Begin RECORDS SHOWN

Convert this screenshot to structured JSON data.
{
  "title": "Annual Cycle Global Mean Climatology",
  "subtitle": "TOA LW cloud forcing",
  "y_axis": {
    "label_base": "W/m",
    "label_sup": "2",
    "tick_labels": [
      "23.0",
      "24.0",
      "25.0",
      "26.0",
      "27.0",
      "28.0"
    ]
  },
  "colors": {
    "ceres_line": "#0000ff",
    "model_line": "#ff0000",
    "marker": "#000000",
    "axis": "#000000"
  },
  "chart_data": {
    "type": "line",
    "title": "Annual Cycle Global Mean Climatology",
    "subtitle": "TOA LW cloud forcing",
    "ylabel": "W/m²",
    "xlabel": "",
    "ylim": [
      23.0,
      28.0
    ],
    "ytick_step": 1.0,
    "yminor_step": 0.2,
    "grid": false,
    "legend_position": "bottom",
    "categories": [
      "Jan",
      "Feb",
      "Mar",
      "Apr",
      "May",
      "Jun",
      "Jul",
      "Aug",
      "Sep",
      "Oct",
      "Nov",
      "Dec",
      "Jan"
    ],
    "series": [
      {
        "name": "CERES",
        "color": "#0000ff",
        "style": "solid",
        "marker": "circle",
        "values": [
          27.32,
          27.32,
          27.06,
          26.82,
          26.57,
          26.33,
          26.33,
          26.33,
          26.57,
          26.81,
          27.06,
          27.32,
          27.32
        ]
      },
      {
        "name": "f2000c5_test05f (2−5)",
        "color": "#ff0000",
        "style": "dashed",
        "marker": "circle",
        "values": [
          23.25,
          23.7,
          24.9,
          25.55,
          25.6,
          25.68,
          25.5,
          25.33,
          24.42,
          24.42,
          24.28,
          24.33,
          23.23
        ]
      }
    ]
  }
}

End RECORDS SHOWN

* AIM
Your task is to quote the listing above word for word.

* THE ANSWER
Convert this screenshot to structured JSON data.
{
  "title": "Annual Cycle Global Mean Climatology",
  "subtitle": "TOA LW cloud forcing",
  "y_axis": {
    "label_base": "W/m",
    "label_sup": "2",
    "tick_labels": [
      "23.0",
      "24.0",
      "25.0",
      "26.0",
      "27.0",
      "28.0"
    ]
  },
  "colors": {
    "ceres_line": "#0000ff",
    "model_line": "#ff0000",
    "marker": "#000000",
    "axis": "#000000"
  },
  "chart_data": {
    "type": "line",
    "title": "Annual Cycle Global Mean Climatology",
    "subtitle": "TOA LW cloud forcing",
    "ylabel": "W/m²",
    "xlabel": "",
    "ylim": [
      23.0,
      28.0
    ],
    "ytick_step": 1.0,
    "yminor_step": 0.2,
    "grid": false,
    "legend_position": "bottom",
    "categories": [
      "Jan",
      "Feb",
      "Mar",
      "Apr",
      "May",
      "Jun",
      "Jul",
      "Aug",
      "Sep",
      "Oct",
      "Nov",
      "Dec",
      "Jan"
    ],
    "series": [
      {
        "name": "CERES",
        "color": "#0000ff",
        "style": "solid",
        "marker": "circle",
        "values": [
          27.32,
          27.32,
          27.06,
          26.82,
          26.57,
          26.33,
          26.33,
          26.33,
          26.57,
          26.81,
          27.06,
          27.32,
          27.32
        ]
      },
      {
        "name": "f2000c5_test05f (2−5)",
        "color": "#ff0000",
        "style": "dashed",
        "marker": "circle",
        "values": [
          23.25,
          23.7,
          24.9,
          25.55,
          25.6,
          25.68,
          25.5,
          25.33,
          24.42,
          24.42,
          24.28,
          24.33,
          23.23
        ]
      }
    ]
  }
}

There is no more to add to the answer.